Extracted records

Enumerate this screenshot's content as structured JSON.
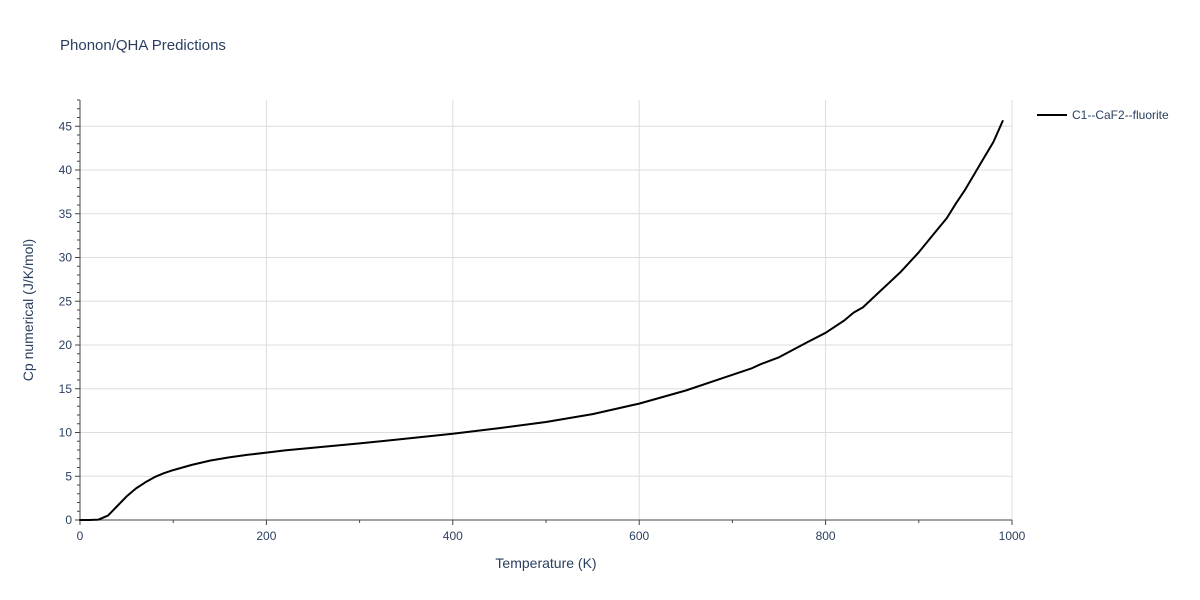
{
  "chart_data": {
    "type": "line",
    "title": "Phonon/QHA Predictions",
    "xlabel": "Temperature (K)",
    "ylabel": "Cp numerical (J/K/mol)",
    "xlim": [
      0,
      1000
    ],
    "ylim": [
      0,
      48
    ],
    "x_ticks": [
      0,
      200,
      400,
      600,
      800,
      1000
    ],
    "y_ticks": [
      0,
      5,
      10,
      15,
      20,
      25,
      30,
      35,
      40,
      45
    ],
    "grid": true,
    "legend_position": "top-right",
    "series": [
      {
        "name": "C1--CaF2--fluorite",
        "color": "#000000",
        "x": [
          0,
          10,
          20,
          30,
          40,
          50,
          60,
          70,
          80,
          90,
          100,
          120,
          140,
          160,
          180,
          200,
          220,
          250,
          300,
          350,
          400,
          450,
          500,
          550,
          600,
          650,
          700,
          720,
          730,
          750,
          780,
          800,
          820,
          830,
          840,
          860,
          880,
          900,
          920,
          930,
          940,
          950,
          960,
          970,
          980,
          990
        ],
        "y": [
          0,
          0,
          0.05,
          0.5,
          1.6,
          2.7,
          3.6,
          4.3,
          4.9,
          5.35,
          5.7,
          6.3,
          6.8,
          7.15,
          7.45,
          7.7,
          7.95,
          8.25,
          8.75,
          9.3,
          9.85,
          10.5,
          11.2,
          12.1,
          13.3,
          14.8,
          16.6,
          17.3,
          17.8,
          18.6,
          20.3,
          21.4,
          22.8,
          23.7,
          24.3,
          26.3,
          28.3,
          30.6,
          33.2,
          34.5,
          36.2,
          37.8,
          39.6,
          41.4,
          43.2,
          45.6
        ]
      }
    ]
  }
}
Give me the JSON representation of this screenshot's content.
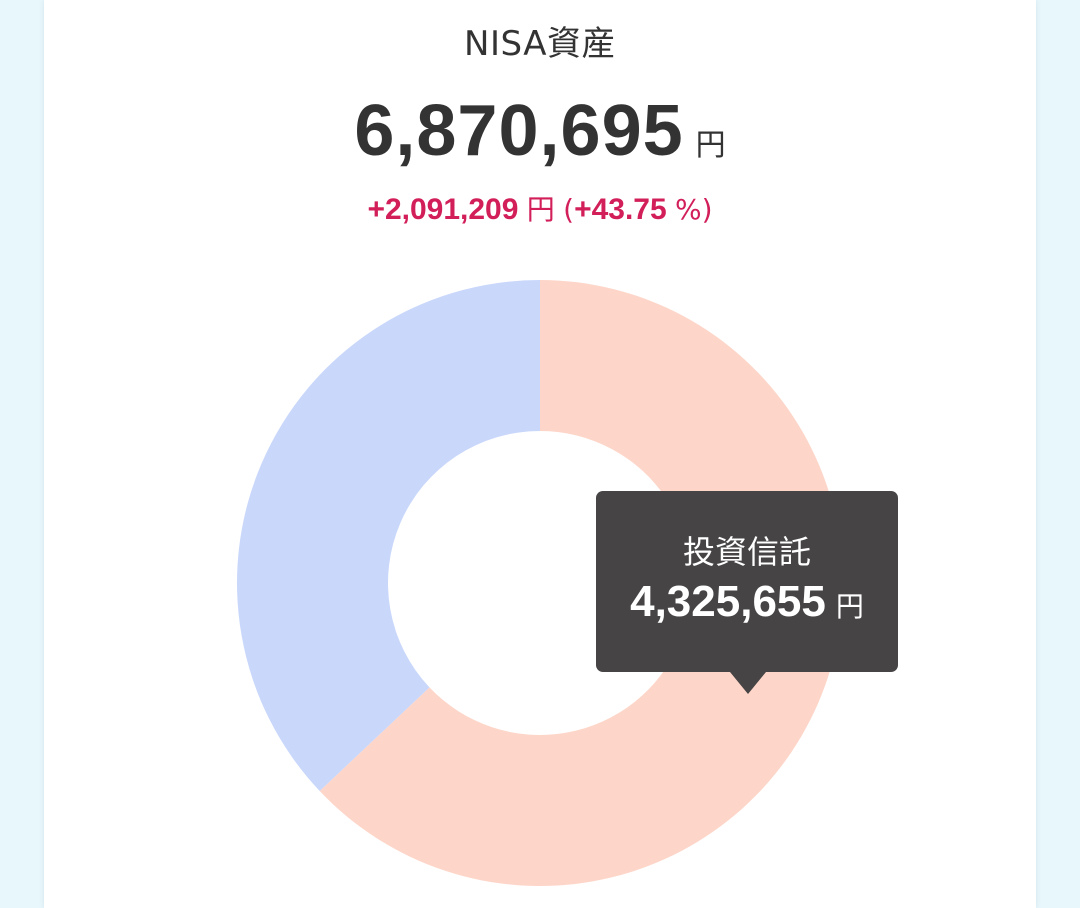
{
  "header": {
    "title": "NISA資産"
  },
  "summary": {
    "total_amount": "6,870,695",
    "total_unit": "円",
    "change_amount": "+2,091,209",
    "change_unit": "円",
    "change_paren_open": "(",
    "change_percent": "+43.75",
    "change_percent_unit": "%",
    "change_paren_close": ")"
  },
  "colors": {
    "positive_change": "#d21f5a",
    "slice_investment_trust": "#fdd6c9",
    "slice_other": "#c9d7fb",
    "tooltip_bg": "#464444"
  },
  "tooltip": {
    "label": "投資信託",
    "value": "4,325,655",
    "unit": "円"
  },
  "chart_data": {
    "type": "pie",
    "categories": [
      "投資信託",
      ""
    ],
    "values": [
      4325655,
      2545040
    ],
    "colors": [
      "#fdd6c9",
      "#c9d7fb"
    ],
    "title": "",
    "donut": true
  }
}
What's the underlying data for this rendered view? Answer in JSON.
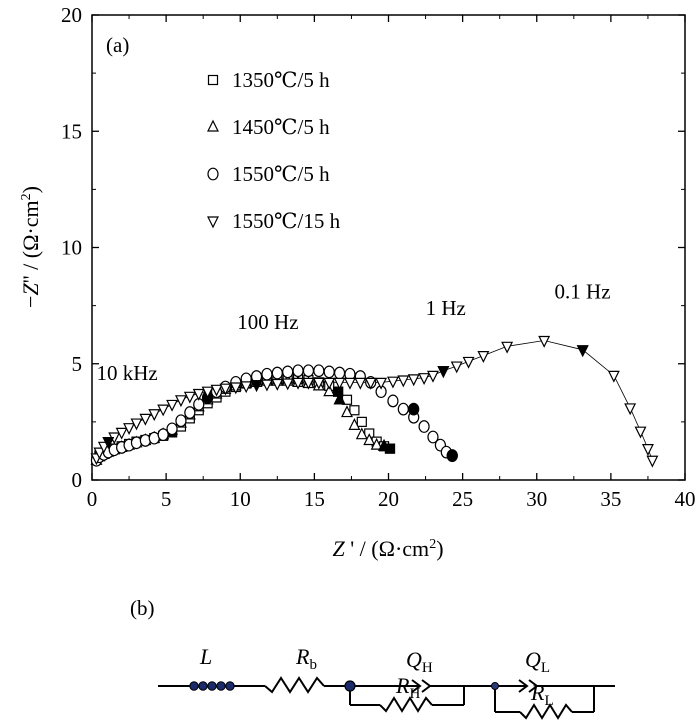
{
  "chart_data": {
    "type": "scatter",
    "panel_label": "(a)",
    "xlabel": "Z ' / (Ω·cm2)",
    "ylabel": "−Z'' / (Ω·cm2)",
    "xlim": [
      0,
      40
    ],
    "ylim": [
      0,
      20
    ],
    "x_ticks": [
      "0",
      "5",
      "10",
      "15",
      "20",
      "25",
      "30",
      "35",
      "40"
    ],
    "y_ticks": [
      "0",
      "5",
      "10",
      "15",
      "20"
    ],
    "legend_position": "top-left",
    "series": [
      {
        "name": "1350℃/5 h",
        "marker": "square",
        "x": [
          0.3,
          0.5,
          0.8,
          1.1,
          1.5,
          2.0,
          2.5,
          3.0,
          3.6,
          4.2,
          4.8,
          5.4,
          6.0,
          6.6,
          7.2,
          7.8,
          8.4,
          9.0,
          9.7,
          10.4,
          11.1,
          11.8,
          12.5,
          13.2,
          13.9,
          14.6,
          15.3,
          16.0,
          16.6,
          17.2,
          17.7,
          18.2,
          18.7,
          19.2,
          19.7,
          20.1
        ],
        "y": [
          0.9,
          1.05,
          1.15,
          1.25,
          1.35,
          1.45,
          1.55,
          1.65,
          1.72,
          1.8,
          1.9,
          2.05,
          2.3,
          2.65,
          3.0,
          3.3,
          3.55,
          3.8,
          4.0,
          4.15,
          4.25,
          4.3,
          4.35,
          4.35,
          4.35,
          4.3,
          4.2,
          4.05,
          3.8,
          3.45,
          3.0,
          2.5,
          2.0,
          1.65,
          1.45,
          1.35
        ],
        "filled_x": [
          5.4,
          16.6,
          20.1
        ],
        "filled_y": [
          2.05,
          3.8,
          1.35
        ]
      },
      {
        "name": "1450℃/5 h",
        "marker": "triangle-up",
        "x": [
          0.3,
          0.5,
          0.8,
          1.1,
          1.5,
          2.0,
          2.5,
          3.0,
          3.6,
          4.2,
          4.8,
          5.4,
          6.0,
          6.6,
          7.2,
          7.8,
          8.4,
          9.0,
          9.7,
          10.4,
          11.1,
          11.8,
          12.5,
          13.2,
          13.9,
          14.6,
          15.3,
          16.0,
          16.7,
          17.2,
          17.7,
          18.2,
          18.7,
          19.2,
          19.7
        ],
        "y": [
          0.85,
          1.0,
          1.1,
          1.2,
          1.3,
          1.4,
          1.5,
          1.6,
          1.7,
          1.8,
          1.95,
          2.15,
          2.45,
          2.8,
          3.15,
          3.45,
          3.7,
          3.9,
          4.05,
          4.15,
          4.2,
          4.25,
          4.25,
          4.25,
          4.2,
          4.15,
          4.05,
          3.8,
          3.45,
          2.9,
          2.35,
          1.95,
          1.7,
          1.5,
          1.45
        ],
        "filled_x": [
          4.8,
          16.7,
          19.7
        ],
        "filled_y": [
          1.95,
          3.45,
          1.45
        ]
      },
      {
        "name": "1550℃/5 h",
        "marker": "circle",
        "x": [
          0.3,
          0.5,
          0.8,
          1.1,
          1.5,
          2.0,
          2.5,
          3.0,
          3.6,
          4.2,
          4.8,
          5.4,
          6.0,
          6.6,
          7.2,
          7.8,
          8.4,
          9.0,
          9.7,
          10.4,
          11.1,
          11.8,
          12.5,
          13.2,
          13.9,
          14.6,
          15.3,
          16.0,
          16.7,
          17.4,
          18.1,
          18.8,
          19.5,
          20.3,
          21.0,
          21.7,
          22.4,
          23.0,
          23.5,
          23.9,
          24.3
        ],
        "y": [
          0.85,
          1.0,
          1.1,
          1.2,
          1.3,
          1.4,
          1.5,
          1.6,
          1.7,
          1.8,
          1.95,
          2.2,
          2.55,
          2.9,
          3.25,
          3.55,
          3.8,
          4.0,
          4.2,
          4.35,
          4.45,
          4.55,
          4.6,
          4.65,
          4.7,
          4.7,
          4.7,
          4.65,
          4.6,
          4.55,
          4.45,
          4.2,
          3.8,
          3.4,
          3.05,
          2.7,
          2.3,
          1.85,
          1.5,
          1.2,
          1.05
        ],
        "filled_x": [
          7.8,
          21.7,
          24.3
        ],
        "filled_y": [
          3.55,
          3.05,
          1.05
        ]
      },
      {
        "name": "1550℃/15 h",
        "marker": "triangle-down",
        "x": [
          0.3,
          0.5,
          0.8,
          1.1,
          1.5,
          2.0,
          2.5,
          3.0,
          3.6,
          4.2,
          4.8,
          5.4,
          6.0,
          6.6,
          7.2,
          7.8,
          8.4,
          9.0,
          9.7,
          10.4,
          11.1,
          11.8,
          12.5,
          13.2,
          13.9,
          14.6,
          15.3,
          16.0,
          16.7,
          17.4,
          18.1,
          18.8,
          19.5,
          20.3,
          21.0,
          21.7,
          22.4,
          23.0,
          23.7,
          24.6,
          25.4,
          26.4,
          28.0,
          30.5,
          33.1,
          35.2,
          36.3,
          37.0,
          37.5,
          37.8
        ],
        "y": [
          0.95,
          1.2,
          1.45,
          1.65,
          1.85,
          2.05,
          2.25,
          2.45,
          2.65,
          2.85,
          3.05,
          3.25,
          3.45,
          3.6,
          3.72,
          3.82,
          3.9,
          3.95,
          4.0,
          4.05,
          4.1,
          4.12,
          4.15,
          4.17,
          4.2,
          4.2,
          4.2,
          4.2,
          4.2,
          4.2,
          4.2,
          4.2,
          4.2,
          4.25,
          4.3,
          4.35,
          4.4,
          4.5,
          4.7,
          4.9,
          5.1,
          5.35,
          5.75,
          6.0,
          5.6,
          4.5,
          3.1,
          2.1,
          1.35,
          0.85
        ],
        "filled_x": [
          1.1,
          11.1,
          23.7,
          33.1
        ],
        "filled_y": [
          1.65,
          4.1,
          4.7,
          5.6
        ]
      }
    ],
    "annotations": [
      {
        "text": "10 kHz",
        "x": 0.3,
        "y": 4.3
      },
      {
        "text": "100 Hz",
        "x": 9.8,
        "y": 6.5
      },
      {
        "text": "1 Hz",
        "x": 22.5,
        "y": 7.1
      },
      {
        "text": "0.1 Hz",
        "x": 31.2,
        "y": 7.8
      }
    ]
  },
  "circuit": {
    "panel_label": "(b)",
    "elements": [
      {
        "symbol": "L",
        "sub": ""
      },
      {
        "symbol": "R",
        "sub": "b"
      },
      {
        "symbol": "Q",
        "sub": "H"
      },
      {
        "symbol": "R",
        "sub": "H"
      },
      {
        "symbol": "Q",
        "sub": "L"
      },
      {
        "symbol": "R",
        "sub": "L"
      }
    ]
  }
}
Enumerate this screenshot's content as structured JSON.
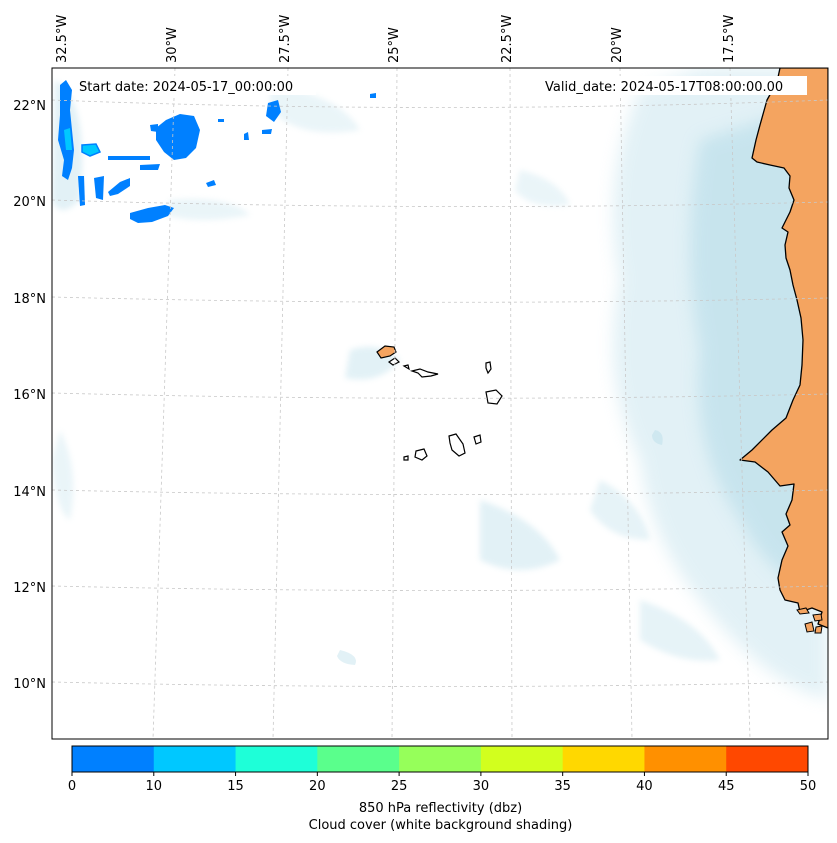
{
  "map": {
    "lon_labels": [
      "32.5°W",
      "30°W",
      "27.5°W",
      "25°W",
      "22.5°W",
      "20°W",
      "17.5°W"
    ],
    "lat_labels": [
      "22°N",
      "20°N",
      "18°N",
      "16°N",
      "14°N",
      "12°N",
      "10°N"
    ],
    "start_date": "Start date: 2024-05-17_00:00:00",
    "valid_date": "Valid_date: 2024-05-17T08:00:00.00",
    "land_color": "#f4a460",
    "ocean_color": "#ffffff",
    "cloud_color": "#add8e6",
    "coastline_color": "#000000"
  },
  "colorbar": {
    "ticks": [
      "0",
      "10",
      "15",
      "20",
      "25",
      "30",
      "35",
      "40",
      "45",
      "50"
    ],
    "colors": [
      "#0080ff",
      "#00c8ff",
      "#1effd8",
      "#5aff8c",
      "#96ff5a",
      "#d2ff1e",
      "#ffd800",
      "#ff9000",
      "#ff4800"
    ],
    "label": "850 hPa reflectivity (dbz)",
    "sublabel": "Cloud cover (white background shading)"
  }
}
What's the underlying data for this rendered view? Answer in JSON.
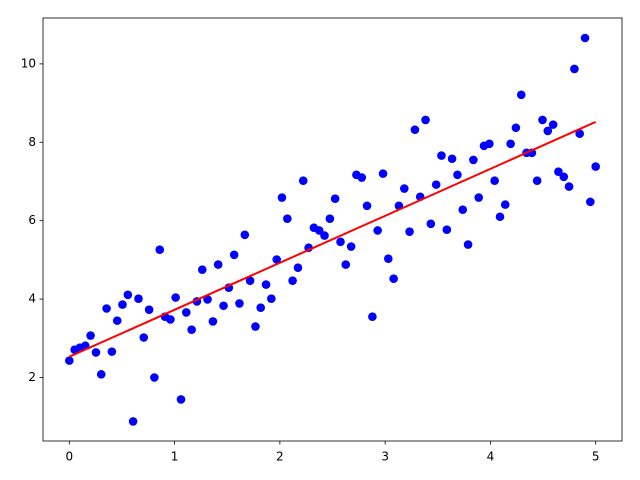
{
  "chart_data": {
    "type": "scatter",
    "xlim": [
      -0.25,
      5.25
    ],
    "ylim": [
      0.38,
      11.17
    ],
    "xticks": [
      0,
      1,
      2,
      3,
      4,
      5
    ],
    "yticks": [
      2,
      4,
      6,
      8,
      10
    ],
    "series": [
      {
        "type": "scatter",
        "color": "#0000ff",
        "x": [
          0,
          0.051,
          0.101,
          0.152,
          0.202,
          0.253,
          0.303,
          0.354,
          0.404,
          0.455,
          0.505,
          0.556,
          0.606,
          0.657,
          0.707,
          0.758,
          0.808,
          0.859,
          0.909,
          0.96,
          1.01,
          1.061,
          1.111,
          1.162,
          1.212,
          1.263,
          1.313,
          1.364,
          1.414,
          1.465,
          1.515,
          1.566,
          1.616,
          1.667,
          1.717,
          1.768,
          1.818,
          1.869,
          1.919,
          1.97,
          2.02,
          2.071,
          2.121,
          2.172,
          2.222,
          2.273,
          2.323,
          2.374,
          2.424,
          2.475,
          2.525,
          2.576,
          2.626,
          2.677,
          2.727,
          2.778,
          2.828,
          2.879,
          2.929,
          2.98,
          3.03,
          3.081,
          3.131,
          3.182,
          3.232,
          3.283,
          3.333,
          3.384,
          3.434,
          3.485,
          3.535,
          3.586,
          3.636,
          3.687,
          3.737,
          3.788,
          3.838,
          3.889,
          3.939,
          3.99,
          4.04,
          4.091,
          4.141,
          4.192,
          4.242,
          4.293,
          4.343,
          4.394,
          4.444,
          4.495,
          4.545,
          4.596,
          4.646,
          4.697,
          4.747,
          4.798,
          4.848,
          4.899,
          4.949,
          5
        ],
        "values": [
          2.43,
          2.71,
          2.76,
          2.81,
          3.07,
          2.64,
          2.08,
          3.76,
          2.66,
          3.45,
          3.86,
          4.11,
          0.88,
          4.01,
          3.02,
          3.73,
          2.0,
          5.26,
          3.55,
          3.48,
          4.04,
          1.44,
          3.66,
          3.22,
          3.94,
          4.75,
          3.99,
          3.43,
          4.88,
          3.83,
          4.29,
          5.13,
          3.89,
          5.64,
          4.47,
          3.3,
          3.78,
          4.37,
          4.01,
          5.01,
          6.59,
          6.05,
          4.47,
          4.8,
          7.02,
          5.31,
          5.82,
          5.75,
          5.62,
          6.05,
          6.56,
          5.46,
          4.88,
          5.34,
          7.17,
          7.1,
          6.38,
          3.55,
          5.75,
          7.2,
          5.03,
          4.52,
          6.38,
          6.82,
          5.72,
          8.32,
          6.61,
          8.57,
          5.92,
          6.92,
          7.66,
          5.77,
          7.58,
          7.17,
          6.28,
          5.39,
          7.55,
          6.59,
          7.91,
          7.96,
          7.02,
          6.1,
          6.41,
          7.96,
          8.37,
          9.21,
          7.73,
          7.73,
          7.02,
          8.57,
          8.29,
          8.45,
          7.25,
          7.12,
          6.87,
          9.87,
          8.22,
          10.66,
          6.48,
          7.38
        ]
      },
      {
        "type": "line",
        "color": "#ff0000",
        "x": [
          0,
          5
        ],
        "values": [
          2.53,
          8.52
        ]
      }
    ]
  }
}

→ What is needed
Only the number is needed: state how many lines in the listing contain "title".

→ Answer below
3